Start

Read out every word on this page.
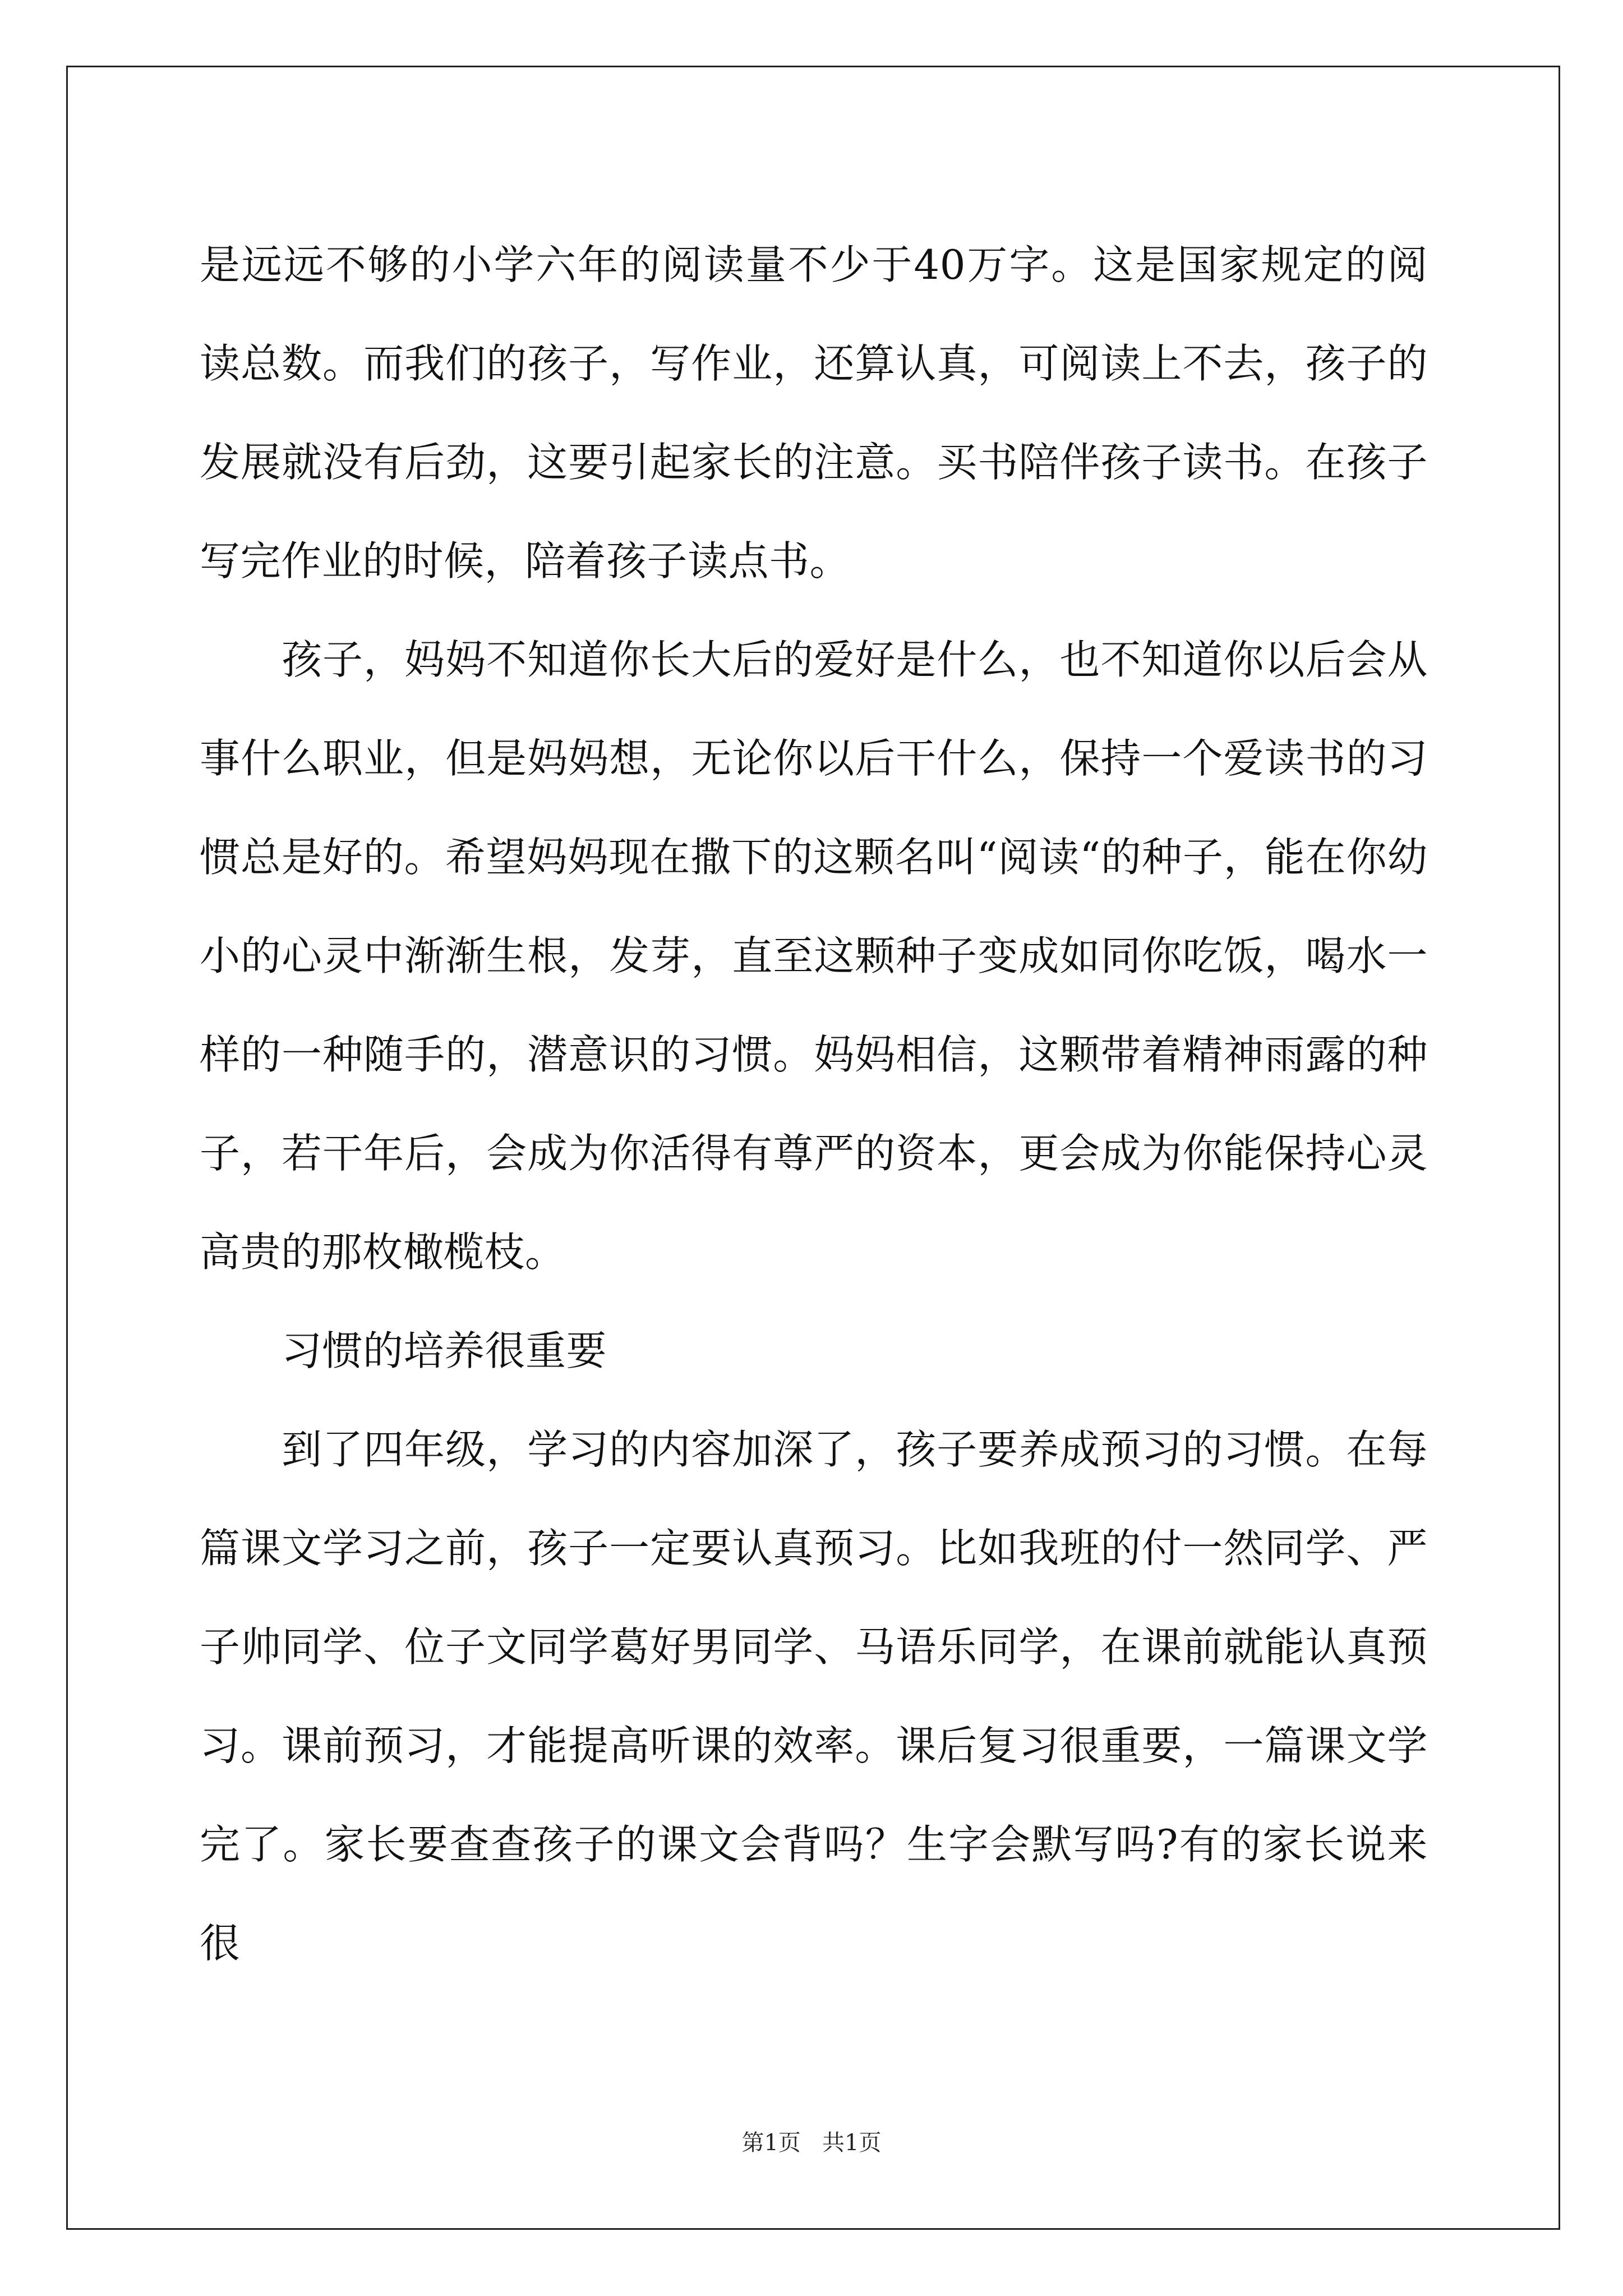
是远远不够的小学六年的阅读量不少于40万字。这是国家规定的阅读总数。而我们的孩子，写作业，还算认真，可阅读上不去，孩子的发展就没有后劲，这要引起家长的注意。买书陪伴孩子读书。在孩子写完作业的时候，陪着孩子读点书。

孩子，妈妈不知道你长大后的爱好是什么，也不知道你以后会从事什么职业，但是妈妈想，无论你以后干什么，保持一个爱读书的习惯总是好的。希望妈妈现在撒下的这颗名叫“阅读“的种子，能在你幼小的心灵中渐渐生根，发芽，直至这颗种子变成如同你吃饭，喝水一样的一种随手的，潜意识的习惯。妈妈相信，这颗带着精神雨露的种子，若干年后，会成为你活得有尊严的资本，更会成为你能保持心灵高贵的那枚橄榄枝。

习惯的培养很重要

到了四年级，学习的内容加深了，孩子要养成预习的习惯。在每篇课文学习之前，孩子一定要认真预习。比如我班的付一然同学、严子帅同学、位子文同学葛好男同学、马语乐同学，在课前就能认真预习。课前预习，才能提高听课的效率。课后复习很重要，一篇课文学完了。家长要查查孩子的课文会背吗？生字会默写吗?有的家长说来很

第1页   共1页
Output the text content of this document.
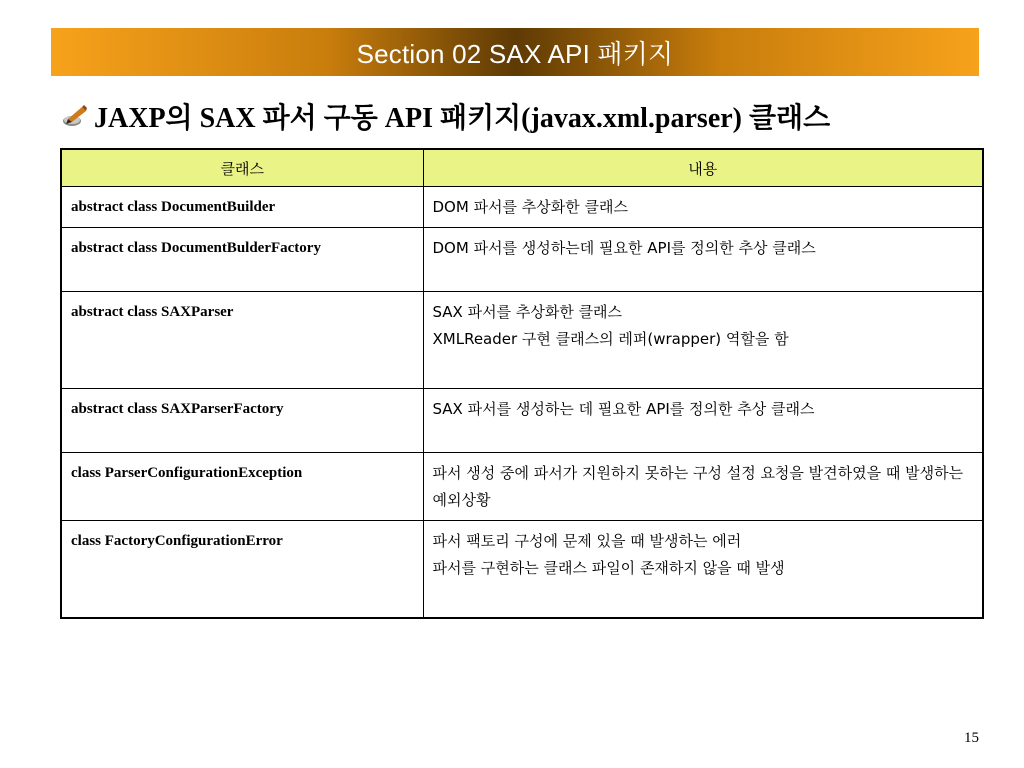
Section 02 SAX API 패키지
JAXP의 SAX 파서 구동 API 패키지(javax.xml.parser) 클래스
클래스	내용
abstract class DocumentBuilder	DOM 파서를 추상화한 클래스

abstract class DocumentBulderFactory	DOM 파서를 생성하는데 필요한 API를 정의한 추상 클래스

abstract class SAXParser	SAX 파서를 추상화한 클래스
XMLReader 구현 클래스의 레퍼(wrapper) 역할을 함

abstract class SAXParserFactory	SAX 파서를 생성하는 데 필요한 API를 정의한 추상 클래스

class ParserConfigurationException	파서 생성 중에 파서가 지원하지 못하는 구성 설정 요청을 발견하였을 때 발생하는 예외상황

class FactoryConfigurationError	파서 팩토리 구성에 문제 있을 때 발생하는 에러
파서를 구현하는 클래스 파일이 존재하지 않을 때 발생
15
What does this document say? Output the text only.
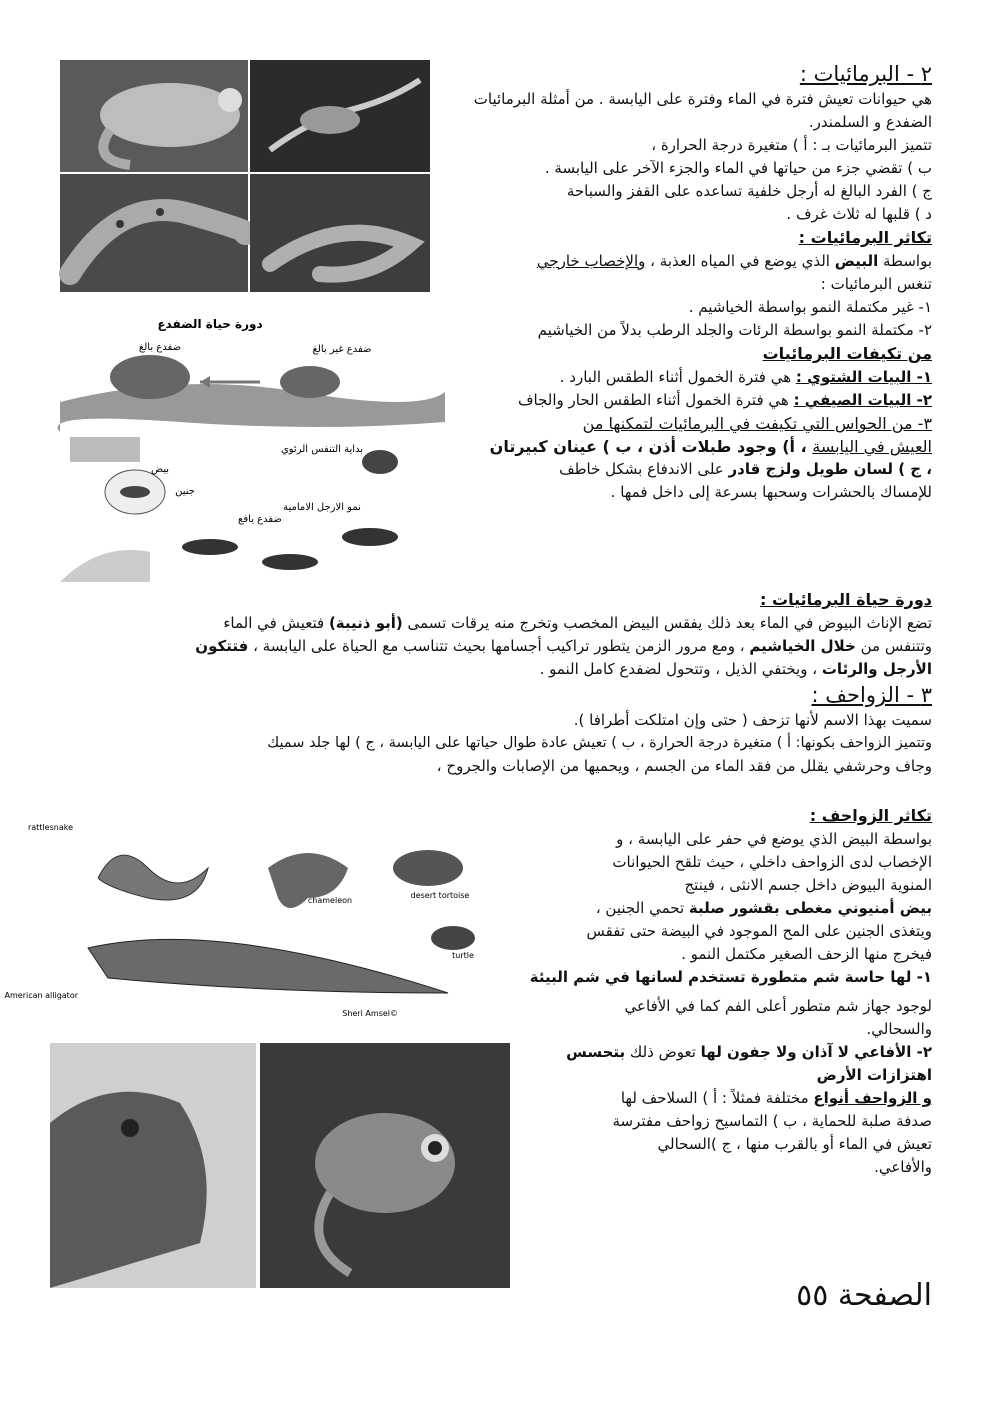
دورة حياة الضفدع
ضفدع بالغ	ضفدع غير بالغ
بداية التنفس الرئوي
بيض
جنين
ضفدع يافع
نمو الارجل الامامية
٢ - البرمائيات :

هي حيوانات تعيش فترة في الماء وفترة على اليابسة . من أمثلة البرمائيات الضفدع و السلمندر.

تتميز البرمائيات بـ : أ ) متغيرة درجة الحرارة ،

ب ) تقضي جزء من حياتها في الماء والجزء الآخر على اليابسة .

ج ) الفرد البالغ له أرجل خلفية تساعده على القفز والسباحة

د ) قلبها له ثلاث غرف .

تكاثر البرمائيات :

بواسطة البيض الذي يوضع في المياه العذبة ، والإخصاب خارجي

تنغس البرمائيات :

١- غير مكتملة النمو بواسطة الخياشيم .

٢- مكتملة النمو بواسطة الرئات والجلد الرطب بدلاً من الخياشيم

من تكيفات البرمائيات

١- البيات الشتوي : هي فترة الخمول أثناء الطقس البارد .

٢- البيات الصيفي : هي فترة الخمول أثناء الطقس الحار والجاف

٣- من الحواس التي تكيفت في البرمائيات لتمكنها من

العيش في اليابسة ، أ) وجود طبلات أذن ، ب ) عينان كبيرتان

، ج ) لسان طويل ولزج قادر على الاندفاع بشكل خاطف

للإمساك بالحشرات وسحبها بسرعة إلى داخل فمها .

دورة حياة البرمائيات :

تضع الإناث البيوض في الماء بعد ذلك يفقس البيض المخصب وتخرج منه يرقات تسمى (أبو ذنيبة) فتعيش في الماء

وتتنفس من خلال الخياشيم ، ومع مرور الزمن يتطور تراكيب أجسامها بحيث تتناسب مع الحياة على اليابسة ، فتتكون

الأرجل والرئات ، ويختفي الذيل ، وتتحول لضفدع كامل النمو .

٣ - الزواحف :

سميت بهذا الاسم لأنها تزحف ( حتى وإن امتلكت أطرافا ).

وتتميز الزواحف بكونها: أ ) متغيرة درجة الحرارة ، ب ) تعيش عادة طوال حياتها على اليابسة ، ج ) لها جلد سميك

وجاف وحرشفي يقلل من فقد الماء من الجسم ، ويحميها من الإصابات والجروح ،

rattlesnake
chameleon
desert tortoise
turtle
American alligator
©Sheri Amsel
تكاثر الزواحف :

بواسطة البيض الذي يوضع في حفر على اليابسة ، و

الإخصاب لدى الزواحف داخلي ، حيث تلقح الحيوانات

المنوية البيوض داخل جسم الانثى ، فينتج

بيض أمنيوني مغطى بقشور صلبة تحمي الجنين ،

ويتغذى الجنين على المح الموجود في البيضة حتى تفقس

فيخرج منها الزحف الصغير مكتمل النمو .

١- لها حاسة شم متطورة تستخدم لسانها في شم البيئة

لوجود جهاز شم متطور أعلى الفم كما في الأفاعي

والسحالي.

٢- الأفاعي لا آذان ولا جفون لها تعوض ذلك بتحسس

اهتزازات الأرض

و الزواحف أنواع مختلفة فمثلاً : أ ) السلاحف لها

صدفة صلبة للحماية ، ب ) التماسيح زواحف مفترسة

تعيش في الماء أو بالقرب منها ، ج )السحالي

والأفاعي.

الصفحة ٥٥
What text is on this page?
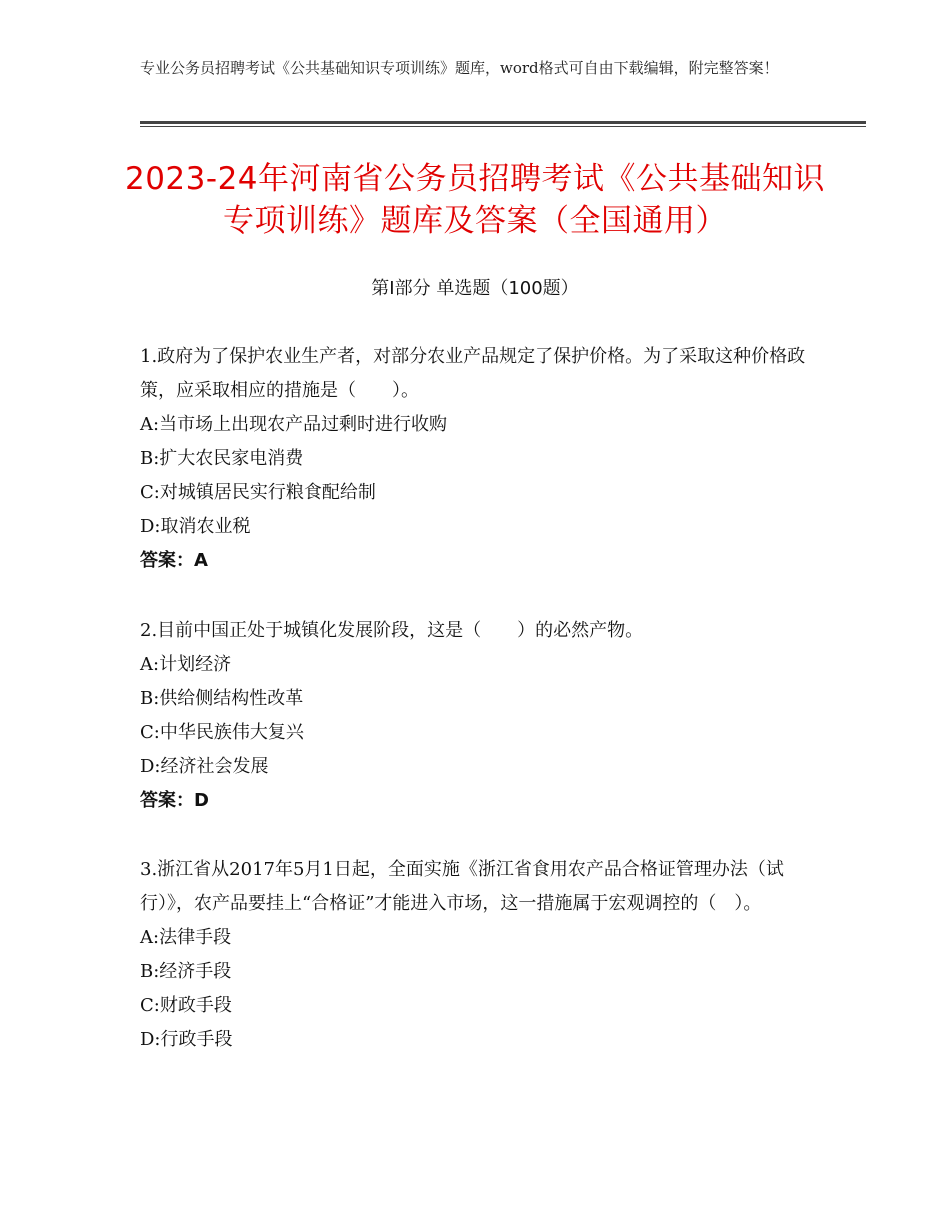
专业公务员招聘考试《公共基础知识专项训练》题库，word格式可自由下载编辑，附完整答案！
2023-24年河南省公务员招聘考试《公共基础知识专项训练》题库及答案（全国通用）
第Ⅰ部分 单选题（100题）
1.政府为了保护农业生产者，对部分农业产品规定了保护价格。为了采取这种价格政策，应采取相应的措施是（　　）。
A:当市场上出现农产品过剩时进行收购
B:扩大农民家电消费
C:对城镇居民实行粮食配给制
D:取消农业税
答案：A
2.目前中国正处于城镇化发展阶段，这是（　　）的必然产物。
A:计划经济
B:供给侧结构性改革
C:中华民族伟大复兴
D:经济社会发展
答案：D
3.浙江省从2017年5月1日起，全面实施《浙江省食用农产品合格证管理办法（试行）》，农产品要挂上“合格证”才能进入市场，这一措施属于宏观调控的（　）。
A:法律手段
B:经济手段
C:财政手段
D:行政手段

End

▶ [WHAT THE TASK ASKS]:
Copy every line of the records above that holds the word "API를".

▶ [WRITTEN ANSWER]:
abstract class DocumentBulderFactory	DOM 파서를 생성하는데 필요한 API를 정의한 추상 클래스
abstract class SAXParserFactory	SAX 파서를 생성하는 데 필요한 API를 정의한 추상 클래스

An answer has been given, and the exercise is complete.